## [DATA SUPPLIED]
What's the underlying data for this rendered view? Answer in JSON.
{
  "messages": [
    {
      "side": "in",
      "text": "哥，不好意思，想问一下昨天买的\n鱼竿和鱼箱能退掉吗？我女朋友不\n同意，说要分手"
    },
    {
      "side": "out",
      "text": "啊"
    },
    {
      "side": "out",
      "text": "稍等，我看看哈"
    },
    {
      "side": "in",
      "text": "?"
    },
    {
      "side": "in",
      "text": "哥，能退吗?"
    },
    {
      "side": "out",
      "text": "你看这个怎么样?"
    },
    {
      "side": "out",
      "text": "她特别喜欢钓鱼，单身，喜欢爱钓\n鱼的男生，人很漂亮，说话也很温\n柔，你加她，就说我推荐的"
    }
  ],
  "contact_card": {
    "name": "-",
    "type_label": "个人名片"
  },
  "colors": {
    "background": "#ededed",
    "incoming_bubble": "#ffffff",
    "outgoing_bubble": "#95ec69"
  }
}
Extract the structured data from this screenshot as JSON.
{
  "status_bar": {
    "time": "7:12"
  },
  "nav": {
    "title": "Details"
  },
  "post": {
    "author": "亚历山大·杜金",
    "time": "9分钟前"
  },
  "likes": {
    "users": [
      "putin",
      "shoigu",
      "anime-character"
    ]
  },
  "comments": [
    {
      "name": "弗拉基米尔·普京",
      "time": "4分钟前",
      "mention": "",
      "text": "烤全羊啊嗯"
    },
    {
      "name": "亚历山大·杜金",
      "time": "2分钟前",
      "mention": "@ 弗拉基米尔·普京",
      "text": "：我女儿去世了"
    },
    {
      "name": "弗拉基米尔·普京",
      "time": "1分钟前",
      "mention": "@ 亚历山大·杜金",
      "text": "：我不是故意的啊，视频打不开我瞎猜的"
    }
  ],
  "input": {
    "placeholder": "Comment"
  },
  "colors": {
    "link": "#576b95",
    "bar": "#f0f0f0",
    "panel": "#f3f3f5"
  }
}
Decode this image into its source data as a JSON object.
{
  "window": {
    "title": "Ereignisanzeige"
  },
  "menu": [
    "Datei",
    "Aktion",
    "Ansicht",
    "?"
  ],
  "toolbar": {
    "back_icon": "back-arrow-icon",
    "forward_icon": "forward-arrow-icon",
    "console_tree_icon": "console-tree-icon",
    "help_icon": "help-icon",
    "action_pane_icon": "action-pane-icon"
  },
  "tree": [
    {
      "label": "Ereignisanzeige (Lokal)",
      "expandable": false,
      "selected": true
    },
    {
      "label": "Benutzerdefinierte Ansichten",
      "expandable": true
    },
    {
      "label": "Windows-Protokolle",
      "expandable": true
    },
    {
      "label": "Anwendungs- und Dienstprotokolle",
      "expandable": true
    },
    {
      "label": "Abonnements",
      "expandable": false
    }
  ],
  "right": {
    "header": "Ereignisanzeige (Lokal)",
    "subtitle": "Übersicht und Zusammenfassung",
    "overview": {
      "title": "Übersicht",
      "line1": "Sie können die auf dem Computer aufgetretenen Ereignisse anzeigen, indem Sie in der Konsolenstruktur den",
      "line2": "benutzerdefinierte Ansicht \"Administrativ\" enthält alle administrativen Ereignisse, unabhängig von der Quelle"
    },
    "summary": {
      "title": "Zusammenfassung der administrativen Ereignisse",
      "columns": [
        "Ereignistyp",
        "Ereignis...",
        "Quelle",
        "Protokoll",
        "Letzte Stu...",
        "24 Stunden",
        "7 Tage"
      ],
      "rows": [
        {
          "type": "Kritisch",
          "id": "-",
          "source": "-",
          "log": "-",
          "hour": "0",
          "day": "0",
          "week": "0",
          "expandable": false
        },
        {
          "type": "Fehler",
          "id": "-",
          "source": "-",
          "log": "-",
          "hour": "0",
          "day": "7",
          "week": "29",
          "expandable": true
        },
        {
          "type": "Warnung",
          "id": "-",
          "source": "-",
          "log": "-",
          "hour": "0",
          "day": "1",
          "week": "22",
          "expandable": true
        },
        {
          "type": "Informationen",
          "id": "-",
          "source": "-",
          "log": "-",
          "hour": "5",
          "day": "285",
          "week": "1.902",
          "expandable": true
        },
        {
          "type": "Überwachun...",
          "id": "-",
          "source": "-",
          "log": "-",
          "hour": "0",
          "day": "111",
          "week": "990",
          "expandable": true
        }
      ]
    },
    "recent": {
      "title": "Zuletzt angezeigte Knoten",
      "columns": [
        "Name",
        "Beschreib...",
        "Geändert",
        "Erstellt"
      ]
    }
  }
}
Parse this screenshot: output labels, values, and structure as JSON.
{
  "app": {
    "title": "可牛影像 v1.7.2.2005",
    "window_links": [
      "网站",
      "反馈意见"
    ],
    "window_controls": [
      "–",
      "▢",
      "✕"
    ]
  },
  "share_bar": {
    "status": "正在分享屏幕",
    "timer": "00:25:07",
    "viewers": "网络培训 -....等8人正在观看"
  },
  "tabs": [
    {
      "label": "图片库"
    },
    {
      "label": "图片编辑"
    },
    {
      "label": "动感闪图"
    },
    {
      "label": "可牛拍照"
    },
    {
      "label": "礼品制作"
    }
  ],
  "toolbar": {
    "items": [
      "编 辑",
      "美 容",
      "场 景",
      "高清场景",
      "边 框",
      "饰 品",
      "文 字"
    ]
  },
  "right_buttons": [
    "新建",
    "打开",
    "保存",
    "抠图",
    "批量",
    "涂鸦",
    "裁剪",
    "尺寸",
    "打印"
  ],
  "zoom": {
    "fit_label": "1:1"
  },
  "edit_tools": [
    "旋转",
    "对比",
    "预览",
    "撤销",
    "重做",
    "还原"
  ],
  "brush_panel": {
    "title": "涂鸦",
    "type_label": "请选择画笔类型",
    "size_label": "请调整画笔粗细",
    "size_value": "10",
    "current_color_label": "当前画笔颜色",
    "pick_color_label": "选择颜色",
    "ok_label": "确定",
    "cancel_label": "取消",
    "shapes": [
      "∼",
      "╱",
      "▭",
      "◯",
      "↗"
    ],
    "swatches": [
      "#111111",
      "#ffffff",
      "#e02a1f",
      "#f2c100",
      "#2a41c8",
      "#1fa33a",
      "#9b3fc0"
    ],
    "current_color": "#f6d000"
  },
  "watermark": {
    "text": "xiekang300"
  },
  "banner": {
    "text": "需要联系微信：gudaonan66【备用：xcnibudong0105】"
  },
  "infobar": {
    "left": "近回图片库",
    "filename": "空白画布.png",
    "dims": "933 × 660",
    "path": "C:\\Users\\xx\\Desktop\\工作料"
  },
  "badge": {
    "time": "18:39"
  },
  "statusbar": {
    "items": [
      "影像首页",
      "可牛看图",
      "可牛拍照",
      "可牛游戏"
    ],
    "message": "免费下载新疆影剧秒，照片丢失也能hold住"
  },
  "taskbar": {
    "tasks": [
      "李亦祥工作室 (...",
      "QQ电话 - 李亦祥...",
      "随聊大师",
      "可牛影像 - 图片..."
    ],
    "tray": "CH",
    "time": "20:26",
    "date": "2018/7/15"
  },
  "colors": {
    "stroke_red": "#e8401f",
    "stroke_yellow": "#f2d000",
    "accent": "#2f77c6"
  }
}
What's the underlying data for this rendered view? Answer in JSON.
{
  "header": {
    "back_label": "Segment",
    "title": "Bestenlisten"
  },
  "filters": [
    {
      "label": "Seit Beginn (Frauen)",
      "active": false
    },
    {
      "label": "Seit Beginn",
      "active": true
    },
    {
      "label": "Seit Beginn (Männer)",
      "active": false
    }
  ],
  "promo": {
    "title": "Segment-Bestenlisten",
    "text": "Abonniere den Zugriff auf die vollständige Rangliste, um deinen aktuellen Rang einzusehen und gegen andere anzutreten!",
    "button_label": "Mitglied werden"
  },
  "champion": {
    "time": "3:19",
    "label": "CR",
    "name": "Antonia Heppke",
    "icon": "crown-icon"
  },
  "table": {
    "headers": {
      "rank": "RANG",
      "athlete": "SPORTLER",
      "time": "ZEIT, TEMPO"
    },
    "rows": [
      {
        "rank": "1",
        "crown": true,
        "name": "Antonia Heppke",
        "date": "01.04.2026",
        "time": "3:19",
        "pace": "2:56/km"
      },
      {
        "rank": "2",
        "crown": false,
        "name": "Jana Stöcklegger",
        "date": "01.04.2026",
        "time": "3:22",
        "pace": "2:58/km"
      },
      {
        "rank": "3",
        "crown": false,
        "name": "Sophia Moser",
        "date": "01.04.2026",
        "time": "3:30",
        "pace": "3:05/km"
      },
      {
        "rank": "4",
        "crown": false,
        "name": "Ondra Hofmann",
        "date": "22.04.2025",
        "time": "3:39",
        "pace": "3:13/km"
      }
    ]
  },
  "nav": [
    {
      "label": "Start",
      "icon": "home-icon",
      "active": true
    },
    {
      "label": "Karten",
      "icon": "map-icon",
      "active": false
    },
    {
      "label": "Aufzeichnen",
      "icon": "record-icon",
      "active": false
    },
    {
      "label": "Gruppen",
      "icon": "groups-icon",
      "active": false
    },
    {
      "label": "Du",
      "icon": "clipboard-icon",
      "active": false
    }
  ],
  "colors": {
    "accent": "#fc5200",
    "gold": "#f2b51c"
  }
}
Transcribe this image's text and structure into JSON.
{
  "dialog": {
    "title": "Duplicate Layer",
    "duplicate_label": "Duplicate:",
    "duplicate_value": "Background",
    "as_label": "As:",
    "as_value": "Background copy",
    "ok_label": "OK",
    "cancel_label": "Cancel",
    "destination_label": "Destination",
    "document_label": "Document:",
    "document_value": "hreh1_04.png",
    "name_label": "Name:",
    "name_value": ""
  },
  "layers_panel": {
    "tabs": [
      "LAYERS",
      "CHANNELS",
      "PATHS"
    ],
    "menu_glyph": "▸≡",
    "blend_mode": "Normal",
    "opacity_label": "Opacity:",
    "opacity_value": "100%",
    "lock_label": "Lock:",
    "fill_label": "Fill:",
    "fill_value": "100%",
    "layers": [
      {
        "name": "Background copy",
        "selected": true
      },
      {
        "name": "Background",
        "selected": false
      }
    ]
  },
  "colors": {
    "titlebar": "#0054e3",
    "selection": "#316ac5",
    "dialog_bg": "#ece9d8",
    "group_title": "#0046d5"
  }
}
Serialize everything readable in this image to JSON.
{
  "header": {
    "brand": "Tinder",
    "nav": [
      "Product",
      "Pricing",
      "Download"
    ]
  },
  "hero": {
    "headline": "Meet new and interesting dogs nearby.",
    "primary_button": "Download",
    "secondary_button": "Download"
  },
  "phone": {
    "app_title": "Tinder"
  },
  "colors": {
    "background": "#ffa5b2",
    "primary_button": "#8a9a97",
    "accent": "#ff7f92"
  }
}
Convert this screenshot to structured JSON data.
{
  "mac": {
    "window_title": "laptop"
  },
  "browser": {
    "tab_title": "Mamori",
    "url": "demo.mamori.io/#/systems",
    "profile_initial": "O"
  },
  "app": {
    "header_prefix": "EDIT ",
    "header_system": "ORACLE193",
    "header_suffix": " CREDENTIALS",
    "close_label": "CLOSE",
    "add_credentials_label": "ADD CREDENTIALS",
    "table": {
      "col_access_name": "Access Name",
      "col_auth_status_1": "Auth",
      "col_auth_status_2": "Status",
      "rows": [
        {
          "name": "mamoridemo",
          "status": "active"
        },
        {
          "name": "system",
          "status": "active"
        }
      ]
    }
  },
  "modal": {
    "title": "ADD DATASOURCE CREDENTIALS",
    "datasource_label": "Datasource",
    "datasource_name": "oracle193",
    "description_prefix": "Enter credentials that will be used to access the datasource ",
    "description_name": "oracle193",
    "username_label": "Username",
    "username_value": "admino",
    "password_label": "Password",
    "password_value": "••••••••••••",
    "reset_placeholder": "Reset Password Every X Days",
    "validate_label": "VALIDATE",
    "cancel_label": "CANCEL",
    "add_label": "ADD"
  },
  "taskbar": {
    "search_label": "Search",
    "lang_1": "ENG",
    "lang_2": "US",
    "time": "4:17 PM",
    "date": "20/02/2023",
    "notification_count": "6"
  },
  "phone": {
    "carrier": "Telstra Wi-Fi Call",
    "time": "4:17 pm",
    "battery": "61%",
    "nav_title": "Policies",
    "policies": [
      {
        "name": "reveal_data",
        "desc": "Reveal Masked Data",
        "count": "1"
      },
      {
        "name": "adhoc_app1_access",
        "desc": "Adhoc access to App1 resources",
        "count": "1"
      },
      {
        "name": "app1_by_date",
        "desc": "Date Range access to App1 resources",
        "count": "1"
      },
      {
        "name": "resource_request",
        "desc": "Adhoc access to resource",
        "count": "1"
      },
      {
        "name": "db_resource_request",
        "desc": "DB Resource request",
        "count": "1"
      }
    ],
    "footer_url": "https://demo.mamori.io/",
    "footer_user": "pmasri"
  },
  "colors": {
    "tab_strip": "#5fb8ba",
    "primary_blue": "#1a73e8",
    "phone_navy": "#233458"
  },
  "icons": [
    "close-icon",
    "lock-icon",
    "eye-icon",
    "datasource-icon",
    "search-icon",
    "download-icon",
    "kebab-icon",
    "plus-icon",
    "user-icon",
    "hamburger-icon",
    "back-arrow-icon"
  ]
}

## [WHAT YOU HAVE TO DO]
Check each line of the entries above, and show every one holding the word "arrow".

## [FINISHED TASK]
    "back_icon": "back-arrow-icon",
    "forward_icon": "forward-arrow-icon",
    "back-arrow-icon"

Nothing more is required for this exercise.